§ Exercise brief: Scan the records for the string "difference"; copy each line where it occurs.

§ Listing:
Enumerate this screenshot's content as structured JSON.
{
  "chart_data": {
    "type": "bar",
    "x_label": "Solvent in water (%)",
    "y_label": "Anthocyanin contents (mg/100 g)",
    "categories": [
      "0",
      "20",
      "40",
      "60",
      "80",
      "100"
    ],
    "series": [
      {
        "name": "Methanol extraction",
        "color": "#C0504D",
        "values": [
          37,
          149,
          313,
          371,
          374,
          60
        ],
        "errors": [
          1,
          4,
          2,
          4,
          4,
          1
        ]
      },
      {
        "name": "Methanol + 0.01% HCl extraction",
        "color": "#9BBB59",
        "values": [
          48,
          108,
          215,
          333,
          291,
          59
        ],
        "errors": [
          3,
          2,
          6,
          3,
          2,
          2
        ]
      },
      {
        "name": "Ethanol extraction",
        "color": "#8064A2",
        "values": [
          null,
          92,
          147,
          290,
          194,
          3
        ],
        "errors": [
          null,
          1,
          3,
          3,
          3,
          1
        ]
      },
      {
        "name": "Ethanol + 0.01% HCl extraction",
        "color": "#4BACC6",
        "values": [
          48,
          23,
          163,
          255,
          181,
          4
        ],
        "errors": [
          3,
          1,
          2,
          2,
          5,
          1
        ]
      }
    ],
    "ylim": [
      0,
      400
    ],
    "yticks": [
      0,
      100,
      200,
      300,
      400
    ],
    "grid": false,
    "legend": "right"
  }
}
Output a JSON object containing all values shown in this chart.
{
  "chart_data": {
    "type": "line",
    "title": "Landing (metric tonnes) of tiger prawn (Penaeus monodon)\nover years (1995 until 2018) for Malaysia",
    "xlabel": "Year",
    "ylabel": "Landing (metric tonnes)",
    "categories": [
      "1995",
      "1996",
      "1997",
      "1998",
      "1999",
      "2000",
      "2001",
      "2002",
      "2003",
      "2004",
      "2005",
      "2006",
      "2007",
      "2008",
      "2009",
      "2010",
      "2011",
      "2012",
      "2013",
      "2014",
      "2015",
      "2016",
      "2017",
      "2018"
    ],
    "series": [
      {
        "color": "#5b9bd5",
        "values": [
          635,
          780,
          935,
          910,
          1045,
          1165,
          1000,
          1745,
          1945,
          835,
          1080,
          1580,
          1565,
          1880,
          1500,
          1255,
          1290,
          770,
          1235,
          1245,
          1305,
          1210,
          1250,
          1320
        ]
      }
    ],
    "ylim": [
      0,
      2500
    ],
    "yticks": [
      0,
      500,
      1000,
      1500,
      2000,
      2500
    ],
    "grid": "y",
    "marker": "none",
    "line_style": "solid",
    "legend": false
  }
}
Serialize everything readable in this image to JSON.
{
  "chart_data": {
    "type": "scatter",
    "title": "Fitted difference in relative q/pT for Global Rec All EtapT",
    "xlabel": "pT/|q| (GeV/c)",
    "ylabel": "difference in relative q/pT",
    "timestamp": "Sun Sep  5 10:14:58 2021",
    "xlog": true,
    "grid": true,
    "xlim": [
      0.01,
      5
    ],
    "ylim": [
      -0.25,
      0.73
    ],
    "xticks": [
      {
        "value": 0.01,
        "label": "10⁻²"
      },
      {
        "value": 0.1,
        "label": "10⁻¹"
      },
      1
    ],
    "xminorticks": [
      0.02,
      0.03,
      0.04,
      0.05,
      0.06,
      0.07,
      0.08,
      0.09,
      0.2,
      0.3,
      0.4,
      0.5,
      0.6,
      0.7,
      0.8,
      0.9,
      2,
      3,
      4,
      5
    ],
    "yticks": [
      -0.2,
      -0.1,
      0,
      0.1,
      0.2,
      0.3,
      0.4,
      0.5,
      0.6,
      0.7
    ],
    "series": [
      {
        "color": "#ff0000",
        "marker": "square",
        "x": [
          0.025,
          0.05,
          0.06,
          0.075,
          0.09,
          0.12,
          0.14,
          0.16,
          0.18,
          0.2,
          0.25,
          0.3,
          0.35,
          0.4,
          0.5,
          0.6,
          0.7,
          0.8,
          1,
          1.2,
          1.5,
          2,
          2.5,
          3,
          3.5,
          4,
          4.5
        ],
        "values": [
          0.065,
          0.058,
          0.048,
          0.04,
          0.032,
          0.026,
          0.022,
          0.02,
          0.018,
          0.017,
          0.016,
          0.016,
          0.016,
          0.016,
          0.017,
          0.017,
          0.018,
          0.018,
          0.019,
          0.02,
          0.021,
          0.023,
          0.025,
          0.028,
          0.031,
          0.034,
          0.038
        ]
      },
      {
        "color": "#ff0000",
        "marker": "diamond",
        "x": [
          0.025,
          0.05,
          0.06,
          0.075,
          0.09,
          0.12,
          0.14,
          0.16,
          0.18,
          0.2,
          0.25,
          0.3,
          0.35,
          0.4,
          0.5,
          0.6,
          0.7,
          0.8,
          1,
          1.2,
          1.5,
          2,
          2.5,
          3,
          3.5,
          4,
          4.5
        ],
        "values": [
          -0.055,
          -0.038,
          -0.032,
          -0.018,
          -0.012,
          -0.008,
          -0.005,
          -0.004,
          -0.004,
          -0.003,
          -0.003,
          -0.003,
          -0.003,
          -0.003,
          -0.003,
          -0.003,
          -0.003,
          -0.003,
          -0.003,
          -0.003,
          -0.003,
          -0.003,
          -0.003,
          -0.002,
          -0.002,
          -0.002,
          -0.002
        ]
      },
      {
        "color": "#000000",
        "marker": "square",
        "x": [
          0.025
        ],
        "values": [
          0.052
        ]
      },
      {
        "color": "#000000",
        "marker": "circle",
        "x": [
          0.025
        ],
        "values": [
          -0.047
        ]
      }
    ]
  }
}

§ Task answer:
    "title": "Fitted difference in relative q/pT for Global Rec All EtapT",
    "ylabel": "difference in relative q/pT",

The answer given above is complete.